→ **Exercise description**:
Pull out each line of the records holding the string "text".

→ **Input material**:
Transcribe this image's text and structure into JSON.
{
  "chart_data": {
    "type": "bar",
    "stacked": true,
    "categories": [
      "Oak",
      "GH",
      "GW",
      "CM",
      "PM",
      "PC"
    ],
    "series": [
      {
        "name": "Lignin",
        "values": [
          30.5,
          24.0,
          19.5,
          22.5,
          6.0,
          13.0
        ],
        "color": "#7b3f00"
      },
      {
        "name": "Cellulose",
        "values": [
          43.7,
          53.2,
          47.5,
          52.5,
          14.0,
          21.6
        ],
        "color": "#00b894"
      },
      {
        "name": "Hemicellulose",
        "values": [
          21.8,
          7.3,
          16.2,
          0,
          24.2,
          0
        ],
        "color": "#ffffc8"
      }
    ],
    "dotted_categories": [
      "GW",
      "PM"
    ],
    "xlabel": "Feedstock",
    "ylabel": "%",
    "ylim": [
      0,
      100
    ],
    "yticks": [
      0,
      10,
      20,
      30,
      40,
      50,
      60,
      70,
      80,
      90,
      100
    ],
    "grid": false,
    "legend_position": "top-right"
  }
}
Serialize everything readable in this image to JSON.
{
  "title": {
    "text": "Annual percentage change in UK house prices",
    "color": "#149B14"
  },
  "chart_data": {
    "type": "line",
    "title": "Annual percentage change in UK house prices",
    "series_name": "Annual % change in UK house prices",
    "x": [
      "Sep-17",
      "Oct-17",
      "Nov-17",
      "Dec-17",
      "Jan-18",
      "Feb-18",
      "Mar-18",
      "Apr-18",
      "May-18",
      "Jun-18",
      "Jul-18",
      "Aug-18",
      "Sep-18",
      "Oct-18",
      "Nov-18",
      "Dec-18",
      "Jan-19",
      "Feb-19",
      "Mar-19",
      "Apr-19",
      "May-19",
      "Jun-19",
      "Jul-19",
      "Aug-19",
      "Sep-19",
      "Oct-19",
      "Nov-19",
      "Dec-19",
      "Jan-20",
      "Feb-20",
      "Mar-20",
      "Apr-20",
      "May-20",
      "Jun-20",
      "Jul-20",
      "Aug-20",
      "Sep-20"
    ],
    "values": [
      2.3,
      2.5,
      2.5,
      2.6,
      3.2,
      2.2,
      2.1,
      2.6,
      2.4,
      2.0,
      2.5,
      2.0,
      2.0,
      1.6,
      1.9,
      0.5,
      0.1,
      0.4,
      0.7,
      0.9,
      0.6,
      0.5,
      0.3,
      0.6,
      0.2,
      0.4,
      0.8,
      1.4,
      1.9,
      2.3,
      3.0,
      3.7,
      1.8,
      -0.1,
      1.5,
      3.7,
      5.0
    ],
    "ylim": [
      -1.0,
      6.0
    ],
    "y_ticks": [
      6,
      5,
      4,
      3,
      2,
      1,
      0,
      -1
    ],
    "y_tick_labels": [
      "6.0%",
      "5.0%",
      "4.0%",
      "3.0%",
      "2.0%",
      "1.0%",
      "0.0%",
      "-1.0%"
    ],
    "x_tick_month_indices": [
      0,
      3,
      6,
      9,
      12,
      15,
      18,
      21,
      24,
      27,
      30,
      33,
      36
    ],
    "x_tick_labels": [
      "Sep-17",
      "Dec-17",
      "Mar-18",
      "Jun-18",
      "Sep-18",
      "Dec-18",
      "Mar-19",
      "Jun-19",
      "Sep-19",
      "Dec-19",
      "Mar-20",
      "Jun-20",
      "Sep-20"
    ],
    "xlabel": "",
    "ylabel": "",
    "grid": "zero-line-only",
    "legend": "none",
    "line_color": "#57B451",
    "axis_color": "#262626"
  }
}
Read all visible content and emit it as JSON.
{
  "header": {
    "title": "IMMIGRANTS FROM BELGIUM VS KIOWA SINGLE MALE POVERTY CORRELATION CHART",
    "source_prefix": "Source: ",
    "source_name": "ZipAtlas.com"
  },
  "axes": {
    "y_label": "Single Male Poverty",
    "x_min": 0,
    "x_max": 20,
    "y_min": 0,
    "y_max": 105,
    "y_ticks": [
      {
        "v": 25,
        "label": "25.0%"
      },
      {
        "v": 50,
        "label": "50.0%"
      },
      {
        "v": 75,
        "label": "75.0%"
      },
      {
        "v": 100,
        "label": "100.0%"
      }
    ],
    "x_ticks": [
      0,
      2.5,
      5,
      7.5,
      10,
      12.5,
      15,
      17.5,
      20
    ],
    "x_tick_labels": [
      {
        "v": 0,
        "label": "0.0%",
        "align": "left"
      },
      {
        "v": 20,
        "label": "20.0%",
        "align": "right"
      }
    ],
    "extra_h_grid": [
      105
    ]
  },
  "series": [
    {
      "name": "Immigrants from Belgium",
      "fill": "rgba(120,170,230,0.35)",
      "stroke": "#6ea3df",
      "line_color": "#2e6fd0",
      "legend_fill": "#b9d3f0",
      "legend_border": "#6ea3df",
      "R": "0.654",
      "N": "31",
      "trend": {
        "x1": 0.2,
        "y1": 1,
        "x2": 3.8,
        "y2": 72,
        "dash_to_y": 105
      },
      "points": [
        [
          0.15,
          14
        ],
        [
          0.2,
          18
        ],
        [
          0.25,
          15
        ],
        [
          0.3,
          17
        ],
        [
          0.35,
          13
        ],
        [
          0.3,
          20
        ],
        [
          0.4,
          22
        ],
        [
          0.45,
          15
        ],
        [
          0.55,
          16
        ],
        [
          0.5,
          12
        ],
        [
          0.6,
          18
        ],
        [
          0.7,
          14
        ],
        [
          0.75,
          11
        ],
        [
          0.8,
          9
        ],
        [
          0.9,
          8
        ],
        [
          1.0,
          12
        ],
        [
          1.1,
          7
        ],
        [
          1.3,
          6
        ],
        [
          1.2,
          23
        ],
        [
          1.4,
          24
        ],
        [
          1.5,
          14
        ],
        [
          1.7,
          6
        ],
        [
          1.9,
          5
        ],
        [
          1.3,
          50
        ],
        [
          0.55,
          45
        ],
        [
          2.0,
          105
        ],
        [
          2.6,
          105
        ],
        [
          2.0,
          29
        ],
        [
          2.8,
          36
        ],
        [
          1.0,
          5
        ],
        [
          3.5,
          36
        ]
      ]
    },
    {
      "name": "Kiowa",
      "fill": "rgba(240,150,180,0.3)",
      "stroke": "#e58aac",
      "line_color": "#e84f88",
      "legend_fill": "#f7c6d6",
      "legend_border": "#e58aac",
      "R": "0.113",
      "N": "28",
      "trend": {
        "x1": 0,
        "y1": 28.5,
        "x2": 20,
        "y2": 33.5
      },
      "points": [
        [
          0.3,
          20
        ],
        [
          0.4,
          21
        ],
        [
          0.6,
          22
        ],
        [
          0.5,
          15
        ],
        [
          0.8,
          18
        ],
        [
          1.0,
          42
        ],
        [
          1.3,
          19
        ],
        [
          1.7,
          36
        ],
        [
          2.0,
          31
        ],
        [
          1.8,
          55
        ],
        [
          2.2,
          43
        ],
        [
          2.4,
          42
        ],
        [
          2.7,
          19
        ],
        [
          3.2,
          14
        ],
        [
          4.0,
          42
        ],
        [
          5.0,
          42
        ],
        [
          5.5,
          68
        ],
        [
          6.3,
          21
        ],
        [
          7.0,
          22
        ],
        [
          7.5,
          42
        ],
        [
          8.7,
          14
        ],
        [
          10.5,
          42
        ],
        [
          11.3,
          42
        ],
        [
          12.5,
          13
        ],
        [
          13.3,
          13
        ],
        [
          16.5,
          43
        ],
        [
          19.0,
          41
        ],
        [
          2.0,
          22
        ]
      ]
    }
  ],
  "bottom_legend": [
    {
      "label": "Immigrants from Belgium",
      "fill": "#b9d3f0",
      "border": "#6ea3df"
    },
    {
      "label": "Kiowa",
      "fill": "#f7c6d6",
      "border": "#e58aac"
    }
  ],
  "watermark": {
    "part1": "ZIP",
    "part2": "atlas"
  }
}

→ **Response to this task**:
Transcribe this image's text and structure into JSON.
    "text": "Annual percentage change in UK house prices",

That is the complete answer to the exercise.